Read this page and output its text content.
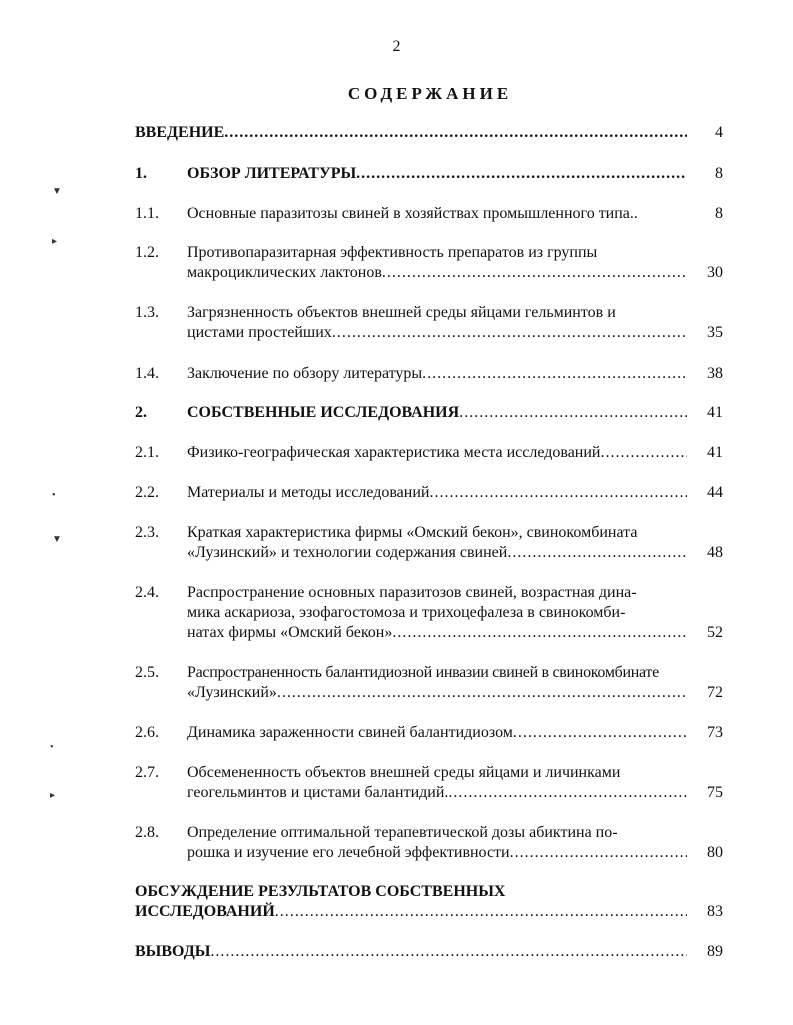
2
СОДЕРЖАНИЕ
ВВЕДЕНИЕ .....	4
1.	ОБЗОР ЛИТЕРАТУРЫ .....	8
1.1.	Основные паразитозы свиней в хозяйствах промышленного типа..	8
1.2.	Противопаразитарная эффективность препаратов из группы
макроциклических лактонов .....	30
1.3.	Загрязненность объектов внешней среды яйцами гельминтов и
цистами простейших .....	35
1.4.	Заключение по обзору литературы .....	38
2.	СОБСТВЕННЫЕ ИССЛЕДОВАНИЯ .....	41
2.1.	Физико-географическая характеристика места исследований .....	41
2.2.	Материалы и методы исследований .....	44
2.3.	Краткая характеристика фирмы «Омский бекон», свинокомбината
«Лузинский» и технологии содержания свиней .....	48
2.4.	Распространение основных паразитозов свиней, возрастная дина-
мика аскариоза, эзофагостомоза и трихоцефалеза в свинокомби-
натах фирмы «Омский бекон» .....	52
2.5.	Распространенность балантидиозной инвазии свиней в свинокомбинате
«Лузинский» .....	72
2.6.	Динамика зараженности свиней балантидиозом .....	73
2.7.	Обсемененность объектов внешней среды яйцами и личинками
геогельминтов и цистами балантидий. .....	75
2.8.	Определение оптимальной терапевтической дозы абиктина по-
рошка и изучение его лечебной эффективности .....	80
ОБСУЖДЕНИЕ РЕЗУЛЬТАТОВ СОБСТВЕННЫХ
ИССЛЕДОВАНИЙ .....	83
ВЫВОДЫ .....	89
▼
▸
•
▼
•
▸
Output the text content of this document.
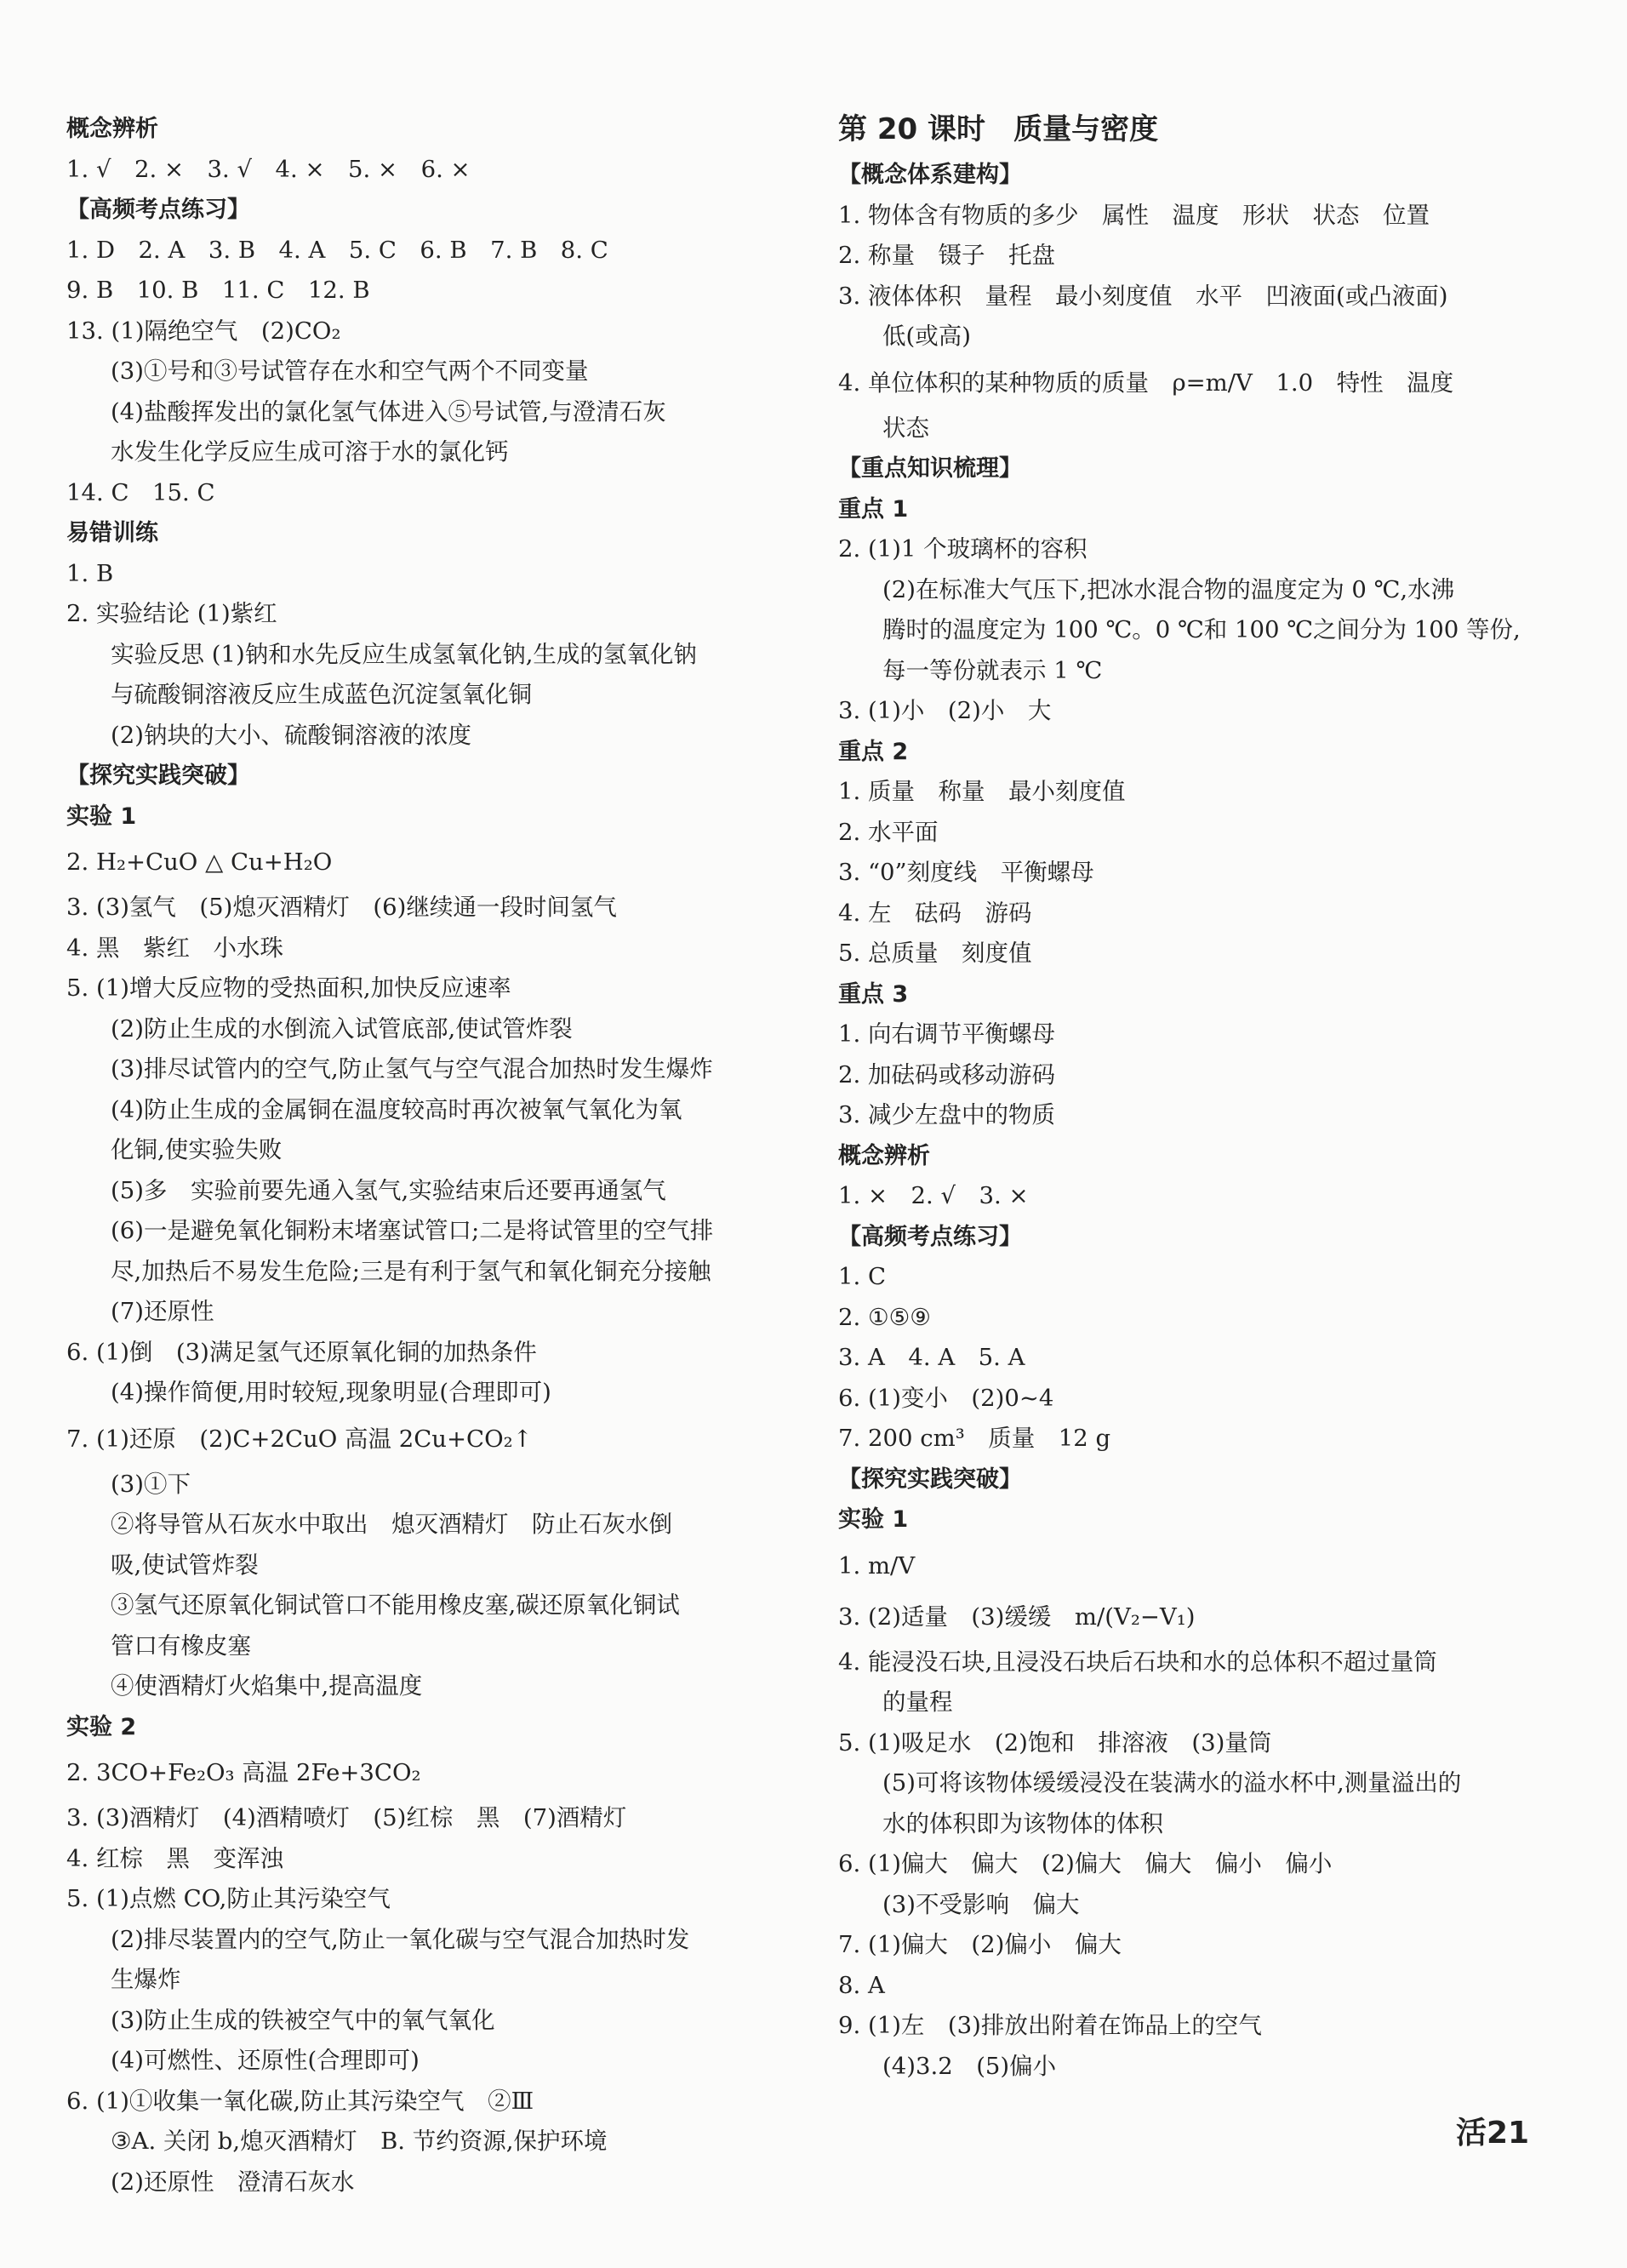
概念辨析
1. √　2. ×　3. √　4. ×　5. ×　6. ×
【高频考点练习】
1. D　2. A　3. B　4. A　5. C　6. B　7. B　8. C
9. B　10. B　11. C　12. B
13. (1)隔绝空气　(2)CO₂
(3)①号和③号试管存在水和空气两个不同变量
(4)盐酸挥发出的氯化氢气体进入⑤号试管,与澄清石灰
水发生化学反应生成可溶于水的氯化钙
14. C　15. C
易错训练
1. B
2. 实验结论 (1)紫红
实验反思 (1)钠和水先反应生成氢氧化钠,生成的氢氧化钠
与硫酸铜溶液反应生成蓝色沉淀氢氧化铜
(2)钠块的大小、硫酸铜溶液的浓度
【探究实践突破】
实验 1
2. H₂+CuO △ Cu+H₂O
3. (3)氢气　(5)熄灭酒精灯　(6)继续通一段时间氢气
4. 黑　紫红　小水珠
5. (1)增大反应物的受热面积,加快反应速率
(2)防止生成的水倒流入试管底部,使试管炸裂
(3)排尽试管内的空气,防止氢气与空气混合加热时发生爆炸
(4)防止生成的金属铜在温度较高时再次被氧气氧化为氧
化铜,使实验失败
(5)多　实验前要先通入氢气,实验结束后还要再通氢气
(6)一是避免氧化铜粉末堵塞试管口;二是将试管里的空气排
尽,加热后不易发生危险;三是有利于氢气和氧化铜充分接触
(7)还原性
6. (1)倒　(3)满足氢气还原氧化铜的加热条件
(4)操作简便,用时较短,现象明显(合理即可)
7. (1)还原　(2)C+2CuO 高温 2Cu+CO₂↑
(3)①下
②将导管从石灰水中取出　熄灭酒精灯　防止石灰水倒
吸,使试管炸裂
③氢气还原氧化铜试管口不能用橡皮塞,碳还原氧化铜试
管口有橡皮塞
④使酒精灯火焰集中,提高温度
实验 2
2. 3CO+Fe₂O₃ 高温 2Fe+3CO₂
3. (3)酒精灯　(4)酒精喷灯　(5)红棕　黑　(7)酒精灯
4. 红棕　黑　变浑浊
5. (1)点燃 CO,防止其污染空气
(2)排尽装置内的空气,防止一氧化碳与空气混合加热时发
生爆炸
(3)防止生成的铁被空气中的氧气氧化
(4)可燃性、还原性(合理即可)
6. (1)①收集一氧化碳,防止其污染空气　②Ⅲ
③A. 关闭 b,熄灭酒精灯　B. 节约资源,保护环境
(2)还原性　澄清石灰水
第 20 课时 质量与密度
【概念体系建构】
1. 物体含有物质的多少　属性　温度　形状　状态　位置
2. 称量　镊子　托盘
3. 液体体积　量程　最小刻度值　水平　凹液面(或凸液面)
低(或高)
4. 单位体积的某种物质的质量　ρ=m/V　1.0　特性　温度
状态
【重点知识梳理】
重点 1
2. (1)1 个玻璃杯的容积
(2)在标准大气压下,把冰水混合物的温度定为 0 ℃,水沸
腾时的温度定为 100 ℃。0 ℃和 100 ℃之间分为 100 等份,
每一等份就表示 1 ℃
3. (1)小　(2)小　大
重点 2
1. 质量　称量　最小刻度值
2. 水平面
3. “0”刻度线　平衡螺母
4. 左　砝码　游码
5. 总质量　刻度值
重点 3
1. 向右调节平衡螺母
2. 加砝码或移动游码
3. 减少左盘中的物质
概念辨析
1. ×　2. √　3. ×
【高频考点练习】
1. C
2. ①⑤⑨
3. A　4. A　5. A
6. (1)变小　(2)0~4
7. 200 cm³　质量　12 g
【探究实践突破】
实验 1
1. m/V
3. (2)适量　(3)缓缓　m/(V₂−V₁)
4. 能浸没石块,且浸没石块后石块和水的总体积不超过量筒
的量程
5. (1)吸足水　(2)饱和　排溶液　(3)量筒
(5)可将该物体缓缓浸没在装满水的溢水杯中,测量溢出的
水的体积即为该物体的体积
6. (1)偏大　偏大　(2)偏大　偏大　偏小　偏小
(3)不受影响　偏大
7. (1)偏大　(2)偏小　偏大
8. A
9. (1)左　(3)排放出附着在饰品上的空气
(4)3.2　(5)偏小
活21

**WHAT YOU SHOULD DO:** Transcribe every line in the entries above, taking out only the images.

**ANSWER TO THE PROBLEM:**
Read this page and output its text content.
2
СОДЕРЖАНИЕ
ВВЕДЕНИЕ .....	4
1.	ОБЗОР ЛИТЕРАТУРЫ .....	8
1.1.	Основные паразитозы свиней в хозяйствах промышленного типа..	8
1.2.	Противопаразитарная эффективность препаратов из группы
макроциклических лактонов .....	30
1.3.	Загрязненность объектов внешней среды яйцами гельминтов и
цистами простейших .....	35
1.4.	Заключение по обзору литературы .....	38
2.	СОБСТВЕННЫЕ ИССЛЕДОВАНИЯ .....	41
2.1.	Физико-географическая характеристика места исследований .....	41
2.2.	Материалы и методы исследований .....	44
2.3.	Краткая характеристика фирмы «Омский бекон», свинокомбината
«Лузинский» и технологии содержания свиней .....	48
2.4.	Распространение основных паразитозов свиней, возрастная дина-
мика аскариоза, эзофагостомоза и трихоцефалеза в свинокомби-
натах фирмы «Омский бекон» .....	52
2.5.	Распространенность балантидиозной инвазии свиней в свинокомбинате
«Лузинский» .....	72
2.6.	Динамика зараженности свиней балантидиозом .....	73
2.7.	Обсемененность объектов внешней среды яйцами и личинками
геогельминтов и цистами балантидий. .....	75
2.8.	Определение оптимальной терапевтической дозы абиктина по-
рошка и изучение его лечебной эффективности .....	80
ОБСУЖДЕНИЕ РЕЗУЛЬТАТОВ СОБСТВЕННЫХ
ИССЛЕДОВАНИЙ .....	83
ВЫВОДЫ .....	89
▼
▸
•
▼
•
▸
Output the text content of this document.
概念辨析
1. √　2. ×　3. √　4. ×　5. ×　6. ×
【高频考点练习】
1. D　2. A　3. B　4. A　5. C　6. B　7. B　8. C
9. B　10. B　11. C　12. B
13. (1)隔绝空气　(2)CO₂
(3)①号和③号试管存在水和空气两个不同变量
(4)盐酸挥发出的氯化氢气体进入⑤号试管,与澄清石灰
水发生化学反应生成可溶于水的氯化钙
14. C　15. C
易错训练
1. B
2. 实验结论 (1)紫红
实验反思 (1)钠和水先反应生成氢氧化钠,生成的氢氧化钠
与硫酸铜溶液反应生成蓝色沉淀氢氧化铜
(2)钠块的大小、硫酸铜溶液的浓度
【探究实践突破】
实验 1
2. H₂+CuO △ Cu+H₂O
3. (3)氢气　(5)熄灭酒精灯　(6)继续通一段时间氢气
4. 黑　紫红　小水珠
5. (1)增大反应物的受热面积,加快反应速率
(2)防止生成的水倒流入试管底部,使试管炸裂
(3)排尽试管内的空气,防止氢气与空气混合加热时发生爆炸
(4)防止生成的金属铜在温度较高时再次被氧气氧化为氧
化铜,使实验失败
(5)多　实验前要先通入氢气,实验结束后还要再通氢气
(6)一是避免氧化铜粉末堵塞试管口;二是将试管里的空气排
尽,加热后不易发生危险;三是有利于氢气和氧化铜充分接触
(7)还原性
6. (1)倒　(3)满足氢气还原氧化铜的加热条件
(4)操作简便,用时较短,现象明显(合理即可)
7. (1)还原　(2)C+2CuO 高温 2Cu+CO₂↑
(3)①下
②将导管从石灰水中取出　熄灭酒精灯　防止石灰水倒
吸,使试管炸裂
③氢气还原氧化铜试管口不能用橡皮塞,碳还原氧化铜试
管口有橡皮塞
④使酒精灯火焰集中,提高温度
实验 2
2. 3CO+Fe₂O₃ 高温 2Fe+3CO₂
3. (3)酒精灯　(4)酒精喷灯　(5)红棕　黑　(7)酒精灯
4. 红棕　黑　变浑浊
5. (1)点燃 CO,防止其污染空气
(2)排尽装置内的空气,防止一氧化碳与空气混合加热时发
生爆炸
(3)防止生成的铁被空气中的氧气氧化
(4)可燃性、还原性(合理即可)
6. (1)①收集一氧化碳,防止其污染空气　②Ⅲ
③A. 关闭 b,熄灭酒精灯　B. 节约资源,保护环境
(2)还原性　澄清石灰水
第 20 课时 质量与密度
【概念体系建构】
1. 物体含有物质的多少　属性　温度　形状　状态　位置
2. 称量　镊子　托盘
3. 液体体积　量程　最小刻度值　水平　凹液面(或凸液面)
低(或高)
4. 单位体积的某种物质的质量　ρ=m/V　1.0　特性　温度
状态
【重点知识梳理】
重点 1
2. (1)1 个玻璃杯的容积
(2)在标准大气压下,把冰水混合物的温度定为 0 ℃,水沸
腾时的温度定为 100 ℃。0 ℃和 100 ℃之间分为 100 等份,
每一等份就表示 1 ℃
3. (1)小　(2)小　大
重点 2
1. 质量　称量　最小刻度值
2. 水平面
3. “0”刻度线　平衡螺母
4. 左　砝码　游码
5. 总质量　刻度值
重点 3
1. 向右调节平衡螺母
2. 加砝码或移动游码
3. 减少左盘中的物质
概念辨析
1. ×　2. √　3. ×
【高频考点练习】
1. C
2. ①⑤⑨
3. A　4. A　5. A
6. (1)变小　(2)0~4
7. 200 cm³　质量　12 g
【探究实践突破】
实验 1
1. m/V
3. (2)适量　(3)缓缓　m/(V₂−V₁)
4. 能浸没石块,且浸没石块后石块和水的总体积不超过量筒
的量程
5. (1)吸足水　(2)饱和　排溶液　(3)量筒
(5)可将该物体缓缓浸没在装满水的溢水杯中,测量溢出的
水的体积即为该物体的体积
6. (1)偏大　偏大　(2)偏大　偏大　偏小　偏小
(3)不受影响　偏大
7. (1)偏大　(2)偏小　偏大
8. A
9. (1)左　(3)排放出附着在饰品上的空气
(4)3.2　(5)偏小
活21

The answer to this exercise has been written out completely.